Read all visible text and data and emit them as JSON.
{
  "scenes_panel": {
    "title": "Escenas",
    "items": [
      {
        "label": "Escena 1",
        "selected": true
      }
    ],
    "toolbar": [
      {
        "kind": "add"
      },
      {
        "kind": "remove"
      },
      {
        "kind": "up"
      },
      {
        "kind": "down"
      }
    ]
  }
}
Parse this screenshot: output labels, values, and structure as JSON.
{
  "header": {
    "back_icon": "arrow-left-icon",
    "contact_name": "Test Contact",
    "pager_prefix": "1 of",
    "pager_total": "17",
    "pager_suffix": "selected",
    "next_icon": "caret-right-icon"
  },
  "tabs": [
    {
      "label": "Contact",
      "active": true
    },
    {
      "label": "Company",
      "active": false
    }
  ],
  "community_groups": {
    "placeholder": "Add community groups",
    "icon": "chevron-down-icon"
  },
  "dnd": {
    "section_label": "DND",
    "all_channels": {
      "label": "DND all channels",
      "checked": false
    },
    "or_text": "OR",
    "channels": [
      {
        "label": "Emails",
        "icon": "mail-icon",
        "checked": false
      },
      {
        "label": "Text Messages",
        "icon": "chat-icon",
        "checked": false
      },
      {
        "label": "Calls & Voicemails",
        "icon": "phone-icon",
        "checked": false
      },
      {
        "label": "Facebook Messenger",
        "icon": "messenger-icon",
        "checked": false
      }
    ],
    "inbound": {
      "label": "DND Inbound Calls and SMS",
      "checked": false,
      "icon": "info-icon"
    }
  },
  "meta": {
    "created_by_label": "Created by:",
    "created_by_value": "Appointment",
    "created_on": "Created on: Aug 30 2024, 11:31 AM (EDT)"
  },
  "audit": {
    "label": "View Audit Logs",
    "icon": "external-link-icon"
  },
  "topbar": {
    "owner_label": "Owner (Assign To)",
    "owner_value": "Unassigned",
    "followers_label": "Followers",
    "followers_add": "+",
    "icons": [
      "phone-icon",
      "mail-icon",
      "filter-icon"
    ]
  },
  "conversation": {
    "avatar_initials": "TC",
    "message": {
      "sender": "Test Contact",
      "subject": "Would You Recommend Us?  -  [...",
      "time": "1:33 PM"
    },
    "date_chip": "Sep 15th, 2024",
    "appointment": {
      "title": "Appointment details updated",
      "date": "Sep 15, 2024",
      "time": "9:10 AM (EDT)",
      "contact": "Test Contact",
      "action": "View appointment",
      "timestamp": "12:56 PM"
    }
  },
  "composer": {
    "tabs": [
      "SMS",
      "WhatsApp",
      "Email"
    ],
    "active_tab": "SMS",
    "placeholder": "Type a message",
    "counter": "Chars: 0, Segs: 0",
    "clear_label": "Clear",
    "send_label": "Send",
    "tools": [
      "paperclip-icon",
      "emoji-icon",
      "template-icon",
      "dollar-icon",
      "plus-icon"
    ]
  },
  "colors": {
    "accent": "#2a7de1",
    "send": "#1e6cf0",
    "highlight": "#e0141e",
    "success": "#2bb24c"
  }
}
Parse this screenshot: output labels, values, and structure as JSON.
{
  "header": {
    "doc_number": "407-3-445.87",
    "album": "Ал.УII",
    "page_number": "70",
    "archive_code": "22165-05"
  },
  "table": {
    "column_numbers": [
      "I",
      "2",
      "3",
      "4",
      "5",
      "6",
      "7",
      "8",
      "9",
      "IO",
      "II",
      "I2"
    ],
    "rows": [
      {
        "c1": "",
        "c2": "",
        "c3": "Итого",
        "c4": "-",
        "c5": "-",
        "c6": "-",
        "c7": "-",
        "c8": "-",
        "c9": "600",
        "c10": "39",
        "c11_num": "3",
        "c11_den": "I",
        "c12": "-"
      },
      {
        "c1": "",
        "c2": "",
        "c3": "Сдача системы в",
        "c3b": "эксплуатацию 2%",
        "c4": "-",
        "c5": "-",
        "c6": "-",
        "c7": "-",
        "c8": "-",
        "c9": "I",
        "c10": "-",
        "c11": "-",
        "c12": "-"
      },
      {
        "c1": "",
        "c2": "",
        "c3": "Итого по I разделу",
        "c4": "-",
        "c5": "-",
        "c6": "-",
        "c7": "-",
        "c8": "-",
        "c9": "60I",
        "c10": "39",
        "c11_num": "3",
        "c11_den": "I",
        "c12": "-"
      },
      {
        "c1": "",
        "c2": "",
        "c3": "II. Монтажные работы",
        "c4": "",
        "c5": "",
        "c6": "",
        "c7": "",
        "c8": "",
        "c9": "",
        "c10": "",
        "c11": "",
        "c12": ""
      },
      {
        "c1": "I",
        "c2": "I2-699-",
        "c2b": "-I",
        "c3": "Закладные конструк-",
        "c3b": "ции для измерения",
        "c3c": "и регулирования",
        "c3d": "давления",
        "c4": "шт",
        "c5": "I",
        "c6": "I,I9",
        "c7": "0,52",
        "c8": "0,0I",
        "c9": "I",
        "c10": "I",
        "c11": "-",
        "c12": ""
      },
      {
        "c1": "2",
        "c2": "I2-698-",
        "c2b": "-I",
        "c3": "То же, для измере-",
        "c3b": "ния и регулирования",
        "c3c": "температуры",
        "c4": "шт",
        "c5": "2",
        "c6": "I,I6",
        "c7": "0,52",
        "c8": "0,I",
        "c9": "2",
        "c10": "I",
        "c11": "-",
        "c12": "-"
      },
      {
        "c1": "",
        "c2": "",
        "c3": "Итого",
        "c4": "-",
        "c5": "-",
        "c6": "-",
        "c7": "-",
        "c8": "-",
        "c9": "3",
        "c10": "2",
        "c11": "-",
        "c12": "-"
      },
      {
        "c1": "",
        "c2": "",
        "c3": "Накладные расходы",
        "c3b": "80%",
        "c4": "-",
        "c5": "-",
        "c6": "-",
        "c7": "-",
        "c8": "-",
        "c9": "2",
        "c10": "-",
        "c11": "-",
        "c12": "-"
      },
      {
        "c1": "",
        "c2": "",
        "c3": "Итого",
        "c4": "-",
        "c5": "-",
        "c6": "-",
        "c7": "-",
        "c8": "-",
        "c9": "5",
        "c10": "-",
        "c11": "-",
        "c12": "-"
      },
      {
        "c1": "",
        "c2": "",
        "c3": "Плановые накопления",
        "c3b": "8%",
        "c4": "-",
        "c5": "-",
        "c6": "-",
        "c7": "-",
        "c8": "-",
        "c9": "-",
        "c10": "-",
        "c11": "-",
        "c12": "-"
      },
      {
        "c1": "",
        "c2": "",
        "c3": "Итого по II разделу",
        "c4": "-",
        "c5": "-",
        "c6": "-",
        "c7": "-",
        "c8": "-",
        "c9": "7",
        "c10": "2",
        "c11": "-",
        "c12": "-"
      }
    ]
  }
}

========

→ Exercise: Select every line of the material above holding the word "placeholder" and copy it.

→ Solution to this task:
    "placeholder": "Add community groups",
    "placeholder": "Type a message",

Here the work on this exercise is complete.